(begin)

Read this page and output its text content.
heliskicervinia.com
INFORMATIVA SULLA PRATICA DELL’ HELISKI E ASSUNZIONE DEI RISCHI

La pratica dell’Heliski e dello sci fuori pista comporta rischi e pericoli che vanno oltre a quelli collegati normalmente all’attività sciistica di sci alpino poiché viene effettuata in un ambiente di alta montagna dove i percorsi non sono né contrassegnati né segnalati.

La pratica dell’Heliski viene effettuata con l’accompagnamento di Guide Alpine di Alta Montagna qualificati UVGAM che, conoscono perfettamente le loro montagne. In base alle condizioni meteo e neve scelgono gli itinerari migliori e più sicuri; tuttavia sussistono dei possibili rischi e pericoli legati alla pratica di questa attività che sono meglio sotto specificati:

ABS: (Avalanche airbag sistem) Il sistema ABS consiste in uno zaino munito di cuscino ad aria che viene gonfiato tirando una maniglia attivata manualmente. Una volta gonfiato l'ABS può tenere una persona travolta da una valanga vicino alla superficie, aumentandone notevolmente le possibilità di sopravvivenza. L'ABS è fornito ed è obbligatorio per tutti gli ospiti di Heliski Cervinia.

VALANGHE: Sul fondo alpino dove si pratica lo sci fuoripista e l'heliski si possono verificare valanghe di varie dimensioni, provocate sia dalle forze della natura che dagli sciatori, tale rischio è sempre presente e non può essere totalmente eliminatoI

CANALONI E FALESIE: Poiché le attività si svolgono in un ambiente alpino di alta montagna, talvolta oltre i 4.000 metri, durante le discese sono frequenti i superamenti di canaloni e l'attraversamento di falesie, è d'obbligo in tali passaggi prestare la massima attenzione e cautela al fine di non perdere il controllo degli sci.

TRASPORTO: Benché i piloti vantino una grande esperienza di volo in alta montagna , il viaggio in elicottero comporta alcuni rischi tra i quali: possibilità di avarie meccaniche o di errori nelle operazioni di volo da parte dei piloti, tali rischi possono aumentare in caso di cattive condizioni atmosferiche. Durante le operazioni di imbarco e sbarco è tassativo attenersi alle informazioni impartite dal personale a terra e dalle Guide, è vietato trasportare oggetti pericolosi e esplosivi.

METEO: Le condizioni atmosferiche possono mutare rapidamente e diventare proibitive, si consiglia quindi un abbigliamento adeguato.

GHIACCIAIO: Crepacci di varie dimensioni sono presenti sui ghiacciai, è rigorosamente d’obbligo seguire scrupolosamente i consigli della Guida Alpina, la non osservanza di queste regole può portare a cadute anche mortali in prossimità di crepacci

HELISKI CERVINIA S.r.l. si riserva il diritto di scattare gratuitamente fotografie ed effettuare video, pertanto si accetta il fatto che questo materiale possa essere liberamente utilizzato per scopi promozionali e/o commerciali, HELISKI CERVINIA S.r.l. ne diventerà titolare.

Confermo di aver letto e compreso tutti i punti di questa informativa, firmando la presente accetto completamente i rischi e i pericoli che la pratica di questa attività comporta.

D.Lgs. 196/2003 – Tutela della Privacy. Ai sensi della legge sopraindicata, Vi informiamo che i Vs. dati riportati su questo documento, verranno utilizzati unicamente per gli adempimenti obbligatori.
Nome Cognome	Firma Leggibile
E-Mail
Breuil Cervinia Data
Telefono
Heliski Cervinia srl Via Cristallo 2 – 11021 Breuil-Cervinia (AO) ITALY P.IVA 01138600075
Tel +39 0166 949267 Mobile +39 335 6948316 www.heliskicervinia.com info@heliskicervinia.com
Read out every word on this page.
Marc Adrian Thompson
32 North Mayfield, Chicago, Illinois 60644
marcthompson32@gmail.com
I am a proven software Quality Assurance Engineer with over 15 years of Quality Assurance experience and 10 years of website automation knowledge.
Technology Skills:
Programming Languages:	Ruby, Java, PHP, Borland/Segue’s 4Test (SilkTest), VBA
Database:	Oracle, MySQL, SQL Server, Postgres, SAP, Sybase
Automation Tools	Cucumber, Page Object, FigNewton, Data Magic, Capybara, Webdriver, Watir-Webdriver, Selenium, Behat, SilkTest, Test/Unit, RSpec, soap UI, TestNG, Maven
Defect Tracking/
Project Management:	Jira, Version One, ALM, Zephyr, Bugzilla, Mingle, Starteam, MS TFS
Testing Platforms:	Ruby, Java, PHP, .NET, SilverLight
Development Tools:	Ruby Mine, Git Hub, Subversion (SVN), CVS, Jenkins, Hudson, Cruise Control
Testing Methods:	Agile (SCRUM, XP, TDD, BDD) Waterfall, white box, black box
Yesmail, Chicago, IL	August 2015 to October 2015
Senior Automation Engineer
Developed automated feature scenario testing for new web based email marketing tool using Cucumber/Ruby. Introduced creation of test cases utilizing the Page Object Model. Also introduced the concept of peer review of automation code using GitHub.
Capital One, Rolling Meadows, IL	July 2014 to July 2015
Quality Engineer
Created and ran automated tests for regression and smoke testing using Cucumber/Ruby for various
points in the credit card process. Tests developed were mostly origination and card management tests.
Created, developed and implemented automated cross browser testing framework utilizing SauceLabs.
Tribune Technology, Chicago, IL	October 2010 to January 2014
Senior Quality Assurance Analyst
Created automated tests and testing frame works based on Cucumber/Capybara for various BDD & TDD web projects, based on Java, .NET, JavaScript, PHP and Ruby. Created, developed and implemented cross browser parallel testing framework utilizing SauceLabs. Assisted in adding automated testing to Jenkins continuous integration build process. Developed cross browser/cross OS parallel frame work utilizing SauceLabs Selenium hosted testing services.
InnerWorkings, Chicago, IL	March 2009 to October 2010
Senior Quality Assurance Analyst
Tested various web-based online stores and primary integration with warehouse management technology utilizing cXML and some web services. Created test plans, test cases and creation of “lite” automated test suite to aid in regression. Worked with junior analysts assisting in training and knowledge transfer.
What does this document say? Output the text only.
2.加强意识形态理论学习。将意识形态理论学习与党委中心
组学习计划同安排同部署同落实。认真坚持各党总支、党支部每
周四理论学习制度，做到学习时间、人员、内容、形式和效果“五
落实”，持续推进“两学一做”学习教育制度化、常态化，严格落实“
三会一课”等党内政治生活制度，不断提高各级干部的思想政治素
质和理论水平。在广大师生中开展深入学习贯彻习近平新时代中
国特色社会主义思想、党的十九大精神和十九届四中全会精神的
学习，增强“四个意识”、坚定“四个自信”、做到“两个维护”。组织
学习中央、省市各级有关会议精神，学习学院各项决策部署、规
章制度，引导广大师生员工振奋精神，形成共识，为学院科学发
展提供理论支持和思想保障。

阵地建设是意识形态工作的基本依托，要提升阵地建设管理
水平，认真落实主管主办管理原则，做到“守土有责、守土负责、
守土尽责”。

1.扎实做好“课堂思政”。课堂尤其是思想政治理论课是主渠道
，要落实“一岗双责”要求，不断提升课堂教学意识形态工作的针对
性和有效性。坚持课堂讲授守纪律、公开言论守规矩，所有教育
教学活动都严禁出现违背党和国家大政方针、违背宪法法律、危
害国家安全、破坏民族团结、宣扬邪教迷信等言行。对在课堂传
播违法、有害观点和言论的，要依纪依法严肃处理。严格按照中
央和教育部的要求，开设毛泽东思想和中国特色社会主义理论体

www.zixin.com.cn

(end)

#### [WHAT IS REQUIRED]
Figure out how many lines of the data above include "SilkTest", then give the number and nothing more.

#### [FINISHED TASK]
2